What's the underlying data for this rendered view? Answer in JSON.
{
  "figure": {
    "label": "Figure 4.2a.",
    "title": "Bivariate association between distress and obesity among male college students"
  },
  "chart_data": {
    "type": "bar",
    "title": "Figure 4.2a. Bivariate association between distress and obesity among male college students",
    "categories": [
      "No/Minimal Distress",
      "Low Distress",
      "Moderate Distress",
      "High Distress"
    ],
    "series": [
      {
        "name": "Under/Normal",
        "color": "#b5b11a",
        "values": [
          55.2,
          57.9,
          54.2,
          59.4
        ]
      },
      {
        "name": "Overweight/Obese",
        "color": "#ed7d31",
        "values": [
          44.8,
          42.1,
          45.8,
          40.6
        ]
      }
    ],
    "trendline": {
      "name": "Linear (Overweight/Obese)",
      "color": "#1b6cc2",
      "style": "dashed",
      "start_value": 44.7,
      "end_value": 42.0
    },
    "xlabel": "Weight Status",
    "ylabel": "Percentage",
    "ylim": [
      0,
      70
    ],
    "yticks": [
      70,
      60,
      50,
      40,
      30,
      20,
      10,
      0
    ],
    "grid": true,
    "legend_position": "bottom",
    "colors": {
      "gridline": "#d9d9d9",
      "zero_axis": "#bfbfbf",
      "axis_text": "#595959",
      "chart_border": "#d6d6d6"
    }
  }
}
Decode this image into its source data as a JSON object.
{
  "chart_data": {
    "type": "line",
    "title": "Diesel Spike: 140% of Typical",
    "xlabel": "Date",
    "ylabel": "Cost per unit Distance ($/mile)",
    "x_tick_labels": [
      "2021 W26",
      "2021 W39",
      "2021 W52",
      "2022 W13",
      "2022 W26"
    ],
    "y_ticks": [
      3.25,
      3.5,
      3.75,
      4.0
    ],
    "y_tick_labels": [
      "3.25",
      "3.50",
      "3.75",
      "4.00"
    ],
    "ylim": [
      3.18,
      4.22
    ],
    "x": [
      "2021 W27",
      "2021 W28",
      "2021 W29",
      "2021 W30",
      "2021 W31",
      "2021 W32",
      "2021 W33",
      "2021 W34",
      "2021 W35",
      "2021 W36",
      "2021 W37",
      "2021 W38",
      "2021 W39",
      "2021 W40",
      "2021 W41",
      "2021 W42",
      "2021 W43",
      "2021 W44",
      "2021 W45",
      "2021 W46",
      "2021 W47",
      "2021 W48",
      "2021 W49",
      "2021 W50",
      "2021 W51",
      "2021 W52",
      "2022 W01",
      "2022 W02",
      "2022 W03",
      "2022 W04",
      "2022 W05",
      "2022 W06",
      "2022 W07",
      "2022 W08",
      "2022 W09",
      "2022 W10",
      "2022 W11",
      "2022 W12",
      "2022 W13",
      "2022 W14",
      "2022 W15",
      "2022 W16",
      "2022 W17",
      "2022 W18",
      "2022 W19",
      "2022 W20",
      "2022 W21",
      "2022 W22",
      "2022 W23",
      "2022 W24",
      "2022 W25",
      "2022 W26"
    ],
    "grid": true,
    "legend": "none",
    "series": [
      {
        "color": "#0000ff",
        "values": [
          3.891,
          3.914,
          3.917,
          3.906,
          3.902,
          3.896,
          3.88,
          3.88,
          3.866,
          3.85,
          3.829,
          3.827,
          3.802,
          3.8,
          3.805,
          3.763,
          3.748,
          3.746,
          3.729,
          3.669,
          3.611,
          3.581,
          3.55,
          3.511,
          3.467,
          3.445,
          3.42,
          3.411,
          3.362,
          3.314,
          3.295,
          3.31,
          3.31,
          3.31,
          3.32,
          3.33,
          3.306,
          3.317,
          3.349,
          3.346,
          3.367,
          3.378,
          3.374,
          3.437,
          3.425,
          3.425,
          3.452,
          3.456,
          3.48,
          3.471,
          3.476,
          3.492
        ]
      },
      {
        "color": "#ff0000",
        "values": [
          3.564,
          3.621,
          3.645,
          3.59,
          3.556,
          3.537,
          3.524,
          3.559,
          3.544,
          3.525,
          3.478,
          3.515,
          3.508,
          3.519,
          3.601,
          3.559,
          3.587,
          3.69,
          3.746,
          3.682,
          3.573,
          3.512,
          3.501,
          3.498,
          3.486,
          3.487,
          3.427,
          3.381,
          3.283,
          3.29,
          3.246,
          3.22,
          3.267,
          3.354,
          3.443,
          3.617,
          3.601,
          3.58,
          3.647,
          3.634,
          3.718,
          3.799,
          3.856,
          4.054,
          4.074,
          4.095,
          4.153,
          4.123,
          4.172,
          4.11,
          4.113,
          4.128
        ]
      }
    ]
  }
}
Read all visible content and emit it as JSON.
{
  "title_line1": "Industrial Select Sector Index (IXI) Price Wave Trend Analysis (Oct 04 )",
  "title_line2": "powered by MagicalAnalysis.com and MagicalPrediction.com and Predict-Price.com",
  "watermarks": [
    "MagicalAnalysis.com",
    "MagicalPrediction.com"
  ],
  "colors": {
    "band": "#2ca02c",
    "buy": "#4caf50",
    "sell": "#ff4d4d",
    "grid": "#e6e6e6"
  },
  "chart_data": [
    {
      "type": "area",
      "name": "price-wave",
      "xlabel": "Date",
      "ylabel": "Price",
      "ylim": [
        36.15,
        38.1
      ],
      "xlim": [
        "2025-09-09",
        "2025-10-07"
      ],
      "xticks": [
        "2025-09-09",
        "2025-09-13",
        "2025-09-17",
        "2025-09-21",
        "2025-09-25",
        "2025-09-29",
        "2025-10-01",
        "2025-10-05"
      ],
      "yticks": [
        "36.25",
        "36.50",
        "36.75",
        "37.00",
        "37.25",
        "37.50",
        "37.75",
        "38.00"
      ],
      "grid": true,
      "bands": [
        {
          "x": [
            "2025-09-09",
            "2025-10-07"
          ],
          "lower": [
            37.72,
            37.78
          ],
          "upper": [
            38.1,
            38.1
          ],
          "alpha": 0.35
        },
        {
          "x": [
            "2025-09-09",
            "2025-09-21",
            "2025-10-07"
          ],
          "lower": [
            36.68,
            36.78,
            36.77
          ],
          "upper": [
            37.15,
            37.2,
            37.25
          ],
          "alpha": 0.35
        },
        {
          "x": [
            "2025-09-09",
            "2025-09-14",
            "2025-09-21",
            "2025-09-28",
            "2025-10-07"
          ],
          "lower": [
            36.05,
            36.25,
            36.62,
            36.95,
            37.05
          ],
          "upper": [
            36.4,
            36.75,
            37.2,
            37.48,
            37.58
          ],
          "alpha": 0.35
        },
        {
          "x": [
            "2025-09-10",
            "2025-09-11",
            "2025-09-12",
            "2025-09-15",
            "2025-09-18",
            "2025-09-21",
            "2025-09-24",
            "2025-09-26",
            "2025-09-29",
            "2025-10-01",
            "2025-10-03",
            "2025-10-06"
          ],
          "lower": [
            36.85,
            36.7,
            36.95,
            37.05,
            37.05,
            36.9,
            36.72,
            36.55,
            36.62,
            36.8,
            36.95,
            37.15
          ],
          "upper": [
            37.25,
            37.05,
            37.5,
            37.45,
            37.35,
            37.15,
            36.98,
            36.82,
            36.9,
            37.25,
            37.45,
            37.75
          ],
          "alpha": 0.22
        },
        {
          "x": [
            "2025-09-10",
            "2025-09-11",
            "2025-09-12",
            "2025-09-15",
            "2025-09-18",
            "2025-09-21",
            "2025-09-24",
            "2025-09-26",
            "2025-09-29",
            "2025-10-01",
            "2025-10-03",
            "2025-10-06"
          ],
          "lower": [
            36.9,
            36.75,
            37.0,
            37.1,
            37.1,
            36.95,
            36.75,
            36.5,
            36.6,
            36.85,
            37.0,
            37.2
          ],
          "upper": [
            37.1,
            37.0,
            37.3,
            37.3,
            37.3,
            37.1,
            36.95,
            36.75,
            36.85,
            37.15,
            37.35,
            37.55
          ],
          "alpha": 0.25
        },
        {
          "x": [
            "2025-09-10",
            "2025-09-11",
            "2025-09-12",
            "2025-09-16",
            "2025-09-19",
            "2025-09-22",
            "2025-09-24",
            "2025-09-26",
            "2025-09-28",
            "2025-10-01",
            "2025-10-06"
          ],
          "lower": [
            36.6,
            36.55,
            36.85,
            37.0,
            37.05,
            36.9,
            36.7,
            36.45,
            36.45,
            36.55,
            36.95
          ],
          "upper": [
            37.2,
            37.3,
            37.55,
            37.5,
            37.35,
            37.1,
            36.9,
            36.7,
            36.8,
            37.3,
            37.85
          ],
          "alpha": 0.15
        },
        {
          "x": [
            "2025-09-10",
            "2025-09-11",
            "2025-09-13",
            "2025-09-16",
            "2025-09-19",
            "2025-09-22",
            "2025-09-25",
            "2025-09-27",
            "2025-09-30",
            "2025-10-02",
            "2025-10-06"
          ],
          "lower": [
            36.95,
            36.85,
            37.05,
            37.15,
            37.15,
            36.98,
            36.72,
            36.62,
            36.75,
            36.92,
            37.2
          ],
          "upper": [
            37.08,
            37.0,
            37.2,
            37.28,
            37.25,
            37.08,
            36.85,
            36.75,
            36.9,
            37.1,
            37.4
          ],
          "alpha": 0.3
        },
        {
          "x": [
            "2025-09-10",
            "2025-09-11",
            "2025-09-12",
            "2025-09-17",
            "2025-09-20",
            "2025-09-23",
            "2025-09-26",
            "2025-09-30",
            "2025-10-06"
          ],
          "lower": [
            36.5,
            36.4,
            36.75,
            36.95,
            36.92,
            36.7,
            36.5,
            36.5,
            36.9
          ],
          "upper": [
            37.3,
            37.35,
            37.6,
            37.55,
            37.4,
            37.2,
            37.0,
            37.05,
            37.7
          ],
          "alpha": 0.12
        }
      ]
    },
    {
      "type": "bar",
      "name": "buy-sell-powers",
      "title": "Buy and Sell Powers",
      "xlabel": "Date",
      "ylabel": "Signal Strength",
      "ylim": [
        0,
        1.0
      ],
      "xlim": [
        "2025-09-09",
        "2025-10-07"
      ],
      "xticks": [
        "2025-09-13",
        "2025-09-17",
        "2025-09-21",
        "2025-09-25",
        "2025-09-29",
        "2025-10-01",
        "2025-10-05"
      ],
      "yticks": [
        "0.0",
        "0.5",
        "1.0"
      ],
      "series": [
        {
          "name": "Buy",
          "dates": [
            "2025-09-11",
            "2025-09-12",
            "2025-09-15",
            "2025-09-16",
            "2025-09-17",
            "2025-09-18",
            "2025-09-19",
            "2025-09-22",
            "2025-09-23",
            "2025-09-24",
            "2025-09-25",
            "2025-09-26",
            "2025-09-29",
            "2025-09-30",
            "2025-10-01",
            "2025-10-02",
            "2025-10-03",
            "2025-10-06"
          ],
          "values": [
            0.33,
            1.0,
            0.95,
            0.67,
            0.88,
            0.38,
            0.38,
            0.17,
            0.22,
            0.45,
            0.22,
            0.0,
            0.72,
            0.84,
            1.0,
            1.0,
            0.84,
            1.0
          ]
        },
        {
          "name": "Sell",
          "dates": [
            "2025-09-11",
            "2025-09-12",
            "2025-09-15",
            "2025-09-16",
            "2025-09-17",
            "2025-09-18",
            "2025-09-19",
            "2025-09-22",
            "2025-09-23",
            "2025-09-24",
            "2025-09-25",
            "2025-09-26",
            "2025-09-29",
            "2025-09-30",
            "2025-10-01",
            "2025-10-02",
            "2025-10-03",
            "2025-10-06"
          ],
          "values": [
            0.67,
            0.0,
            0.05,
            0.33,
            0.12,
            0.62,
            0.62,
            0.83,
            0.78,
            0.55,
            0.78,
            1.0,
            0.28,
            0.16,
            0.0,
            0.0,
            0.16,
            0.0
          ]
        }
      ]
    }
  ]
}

------------------------------------------------------------

WHAT YOU HAVE TO DO: Go through the entries above and pull out each line with "MagicalPrediction" in it.

EXPECTED OUTPUT:
  "title_line2": "powered by MagicalAnalysis.com and MagicalPrediction.com and Predict-Price.com",
    "MagicalPrediction.com"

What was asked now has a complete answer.